### Your objective
Copy each line in the data that includes the word "GIRL".

(Stored data)
— start —

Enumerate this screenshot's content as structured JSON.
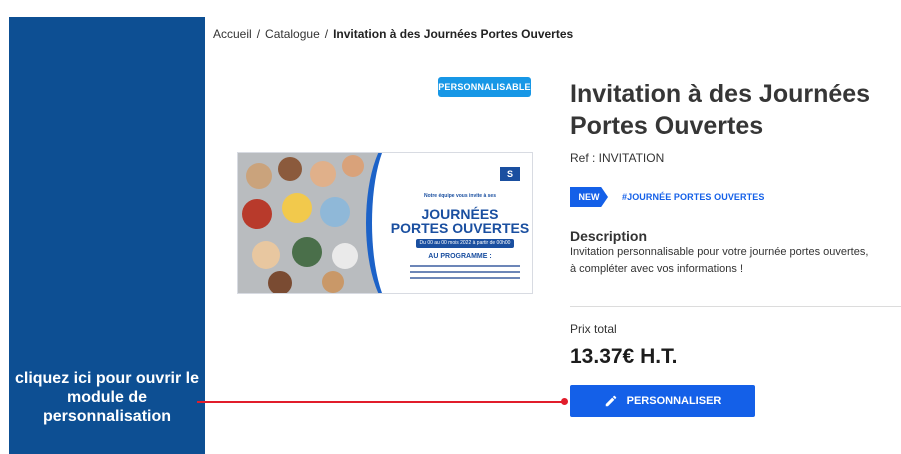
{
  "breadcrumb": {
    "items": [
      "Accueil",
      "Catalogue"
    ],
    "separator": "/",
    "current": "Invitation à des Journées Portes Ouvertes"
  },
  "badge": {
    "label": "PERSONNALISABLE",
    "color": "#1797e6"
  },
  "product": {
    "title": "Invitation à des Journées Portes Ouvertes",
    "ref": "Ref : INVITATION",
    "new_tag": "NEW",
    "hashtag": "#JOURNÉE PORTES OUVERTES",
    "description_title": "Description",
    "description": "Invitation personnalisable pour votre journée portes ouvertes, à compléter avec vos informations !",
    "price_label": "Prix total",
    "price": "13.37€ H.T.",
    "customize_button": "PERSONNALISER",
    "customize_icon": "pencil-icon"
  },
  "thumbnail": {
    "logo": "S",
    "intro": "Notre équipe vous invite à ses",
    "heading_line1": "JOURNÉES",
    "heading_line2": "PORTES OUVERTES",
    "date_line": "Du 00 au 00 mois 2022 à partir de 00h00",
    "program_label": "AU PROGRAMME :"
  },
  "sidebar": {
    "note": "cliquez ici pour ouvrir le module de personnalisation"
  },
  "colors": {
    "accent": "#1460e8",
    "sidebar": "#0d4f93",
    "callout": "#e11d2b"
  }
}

— end —
— start —

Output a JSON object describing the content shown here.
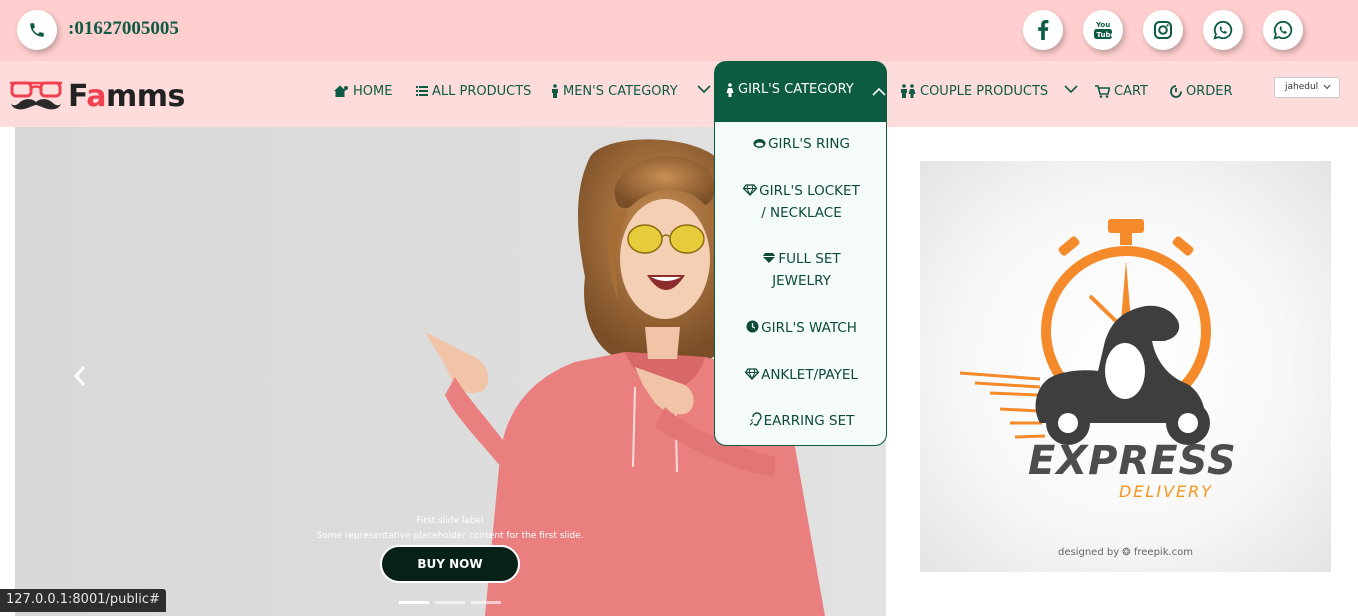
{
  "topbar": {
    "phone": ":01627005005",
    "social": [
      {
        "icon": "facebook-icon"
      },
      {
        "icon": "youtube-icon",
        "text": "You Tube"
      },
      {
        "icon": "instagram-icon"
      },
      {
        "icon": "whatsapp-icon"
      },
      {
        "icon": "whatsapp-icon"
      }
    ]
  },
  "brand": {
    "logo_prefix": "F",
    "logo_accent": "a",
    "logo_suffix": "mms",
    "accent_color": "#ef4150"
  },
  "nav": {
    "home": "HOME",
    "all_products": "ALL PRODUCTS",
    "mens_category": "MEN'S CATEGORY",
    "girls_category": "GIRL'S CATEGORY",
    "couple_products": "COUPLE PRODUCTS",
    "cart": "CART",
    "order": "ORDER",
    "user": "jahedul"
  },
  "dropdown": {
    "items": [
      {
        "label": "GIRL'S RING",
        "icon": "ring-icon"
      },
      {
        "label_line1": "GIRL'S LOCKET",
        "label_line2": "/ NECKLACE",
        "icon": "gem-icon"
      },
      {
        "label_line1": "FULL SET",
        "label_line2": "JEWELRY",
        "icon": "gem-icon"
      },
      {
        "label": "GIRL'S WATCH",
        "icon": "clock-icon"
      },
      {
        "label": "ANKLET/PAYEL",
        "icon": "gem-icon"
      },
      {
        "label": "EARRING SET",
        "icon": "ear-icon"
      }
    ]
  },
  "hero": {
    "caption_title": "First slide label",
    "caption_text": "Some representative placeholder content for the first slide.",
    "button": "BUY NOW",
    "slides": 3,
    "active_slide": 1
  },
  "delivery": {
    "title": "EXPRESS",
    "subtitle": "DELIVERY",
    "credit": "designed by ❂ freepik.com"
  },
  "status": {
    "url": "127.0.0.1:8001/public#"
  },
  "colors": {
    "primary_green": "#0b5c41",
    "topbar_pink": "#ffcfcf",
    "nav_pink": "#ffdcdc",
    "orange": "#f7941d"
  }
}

— end —

### Answer to the problem
    "girls_category": "GIRL'S CATEGORY",
        "label": "GIRL'S RING",
        "label_line1": "GIRL'S LOCKET",
        "label": "GIRL'S WATCH",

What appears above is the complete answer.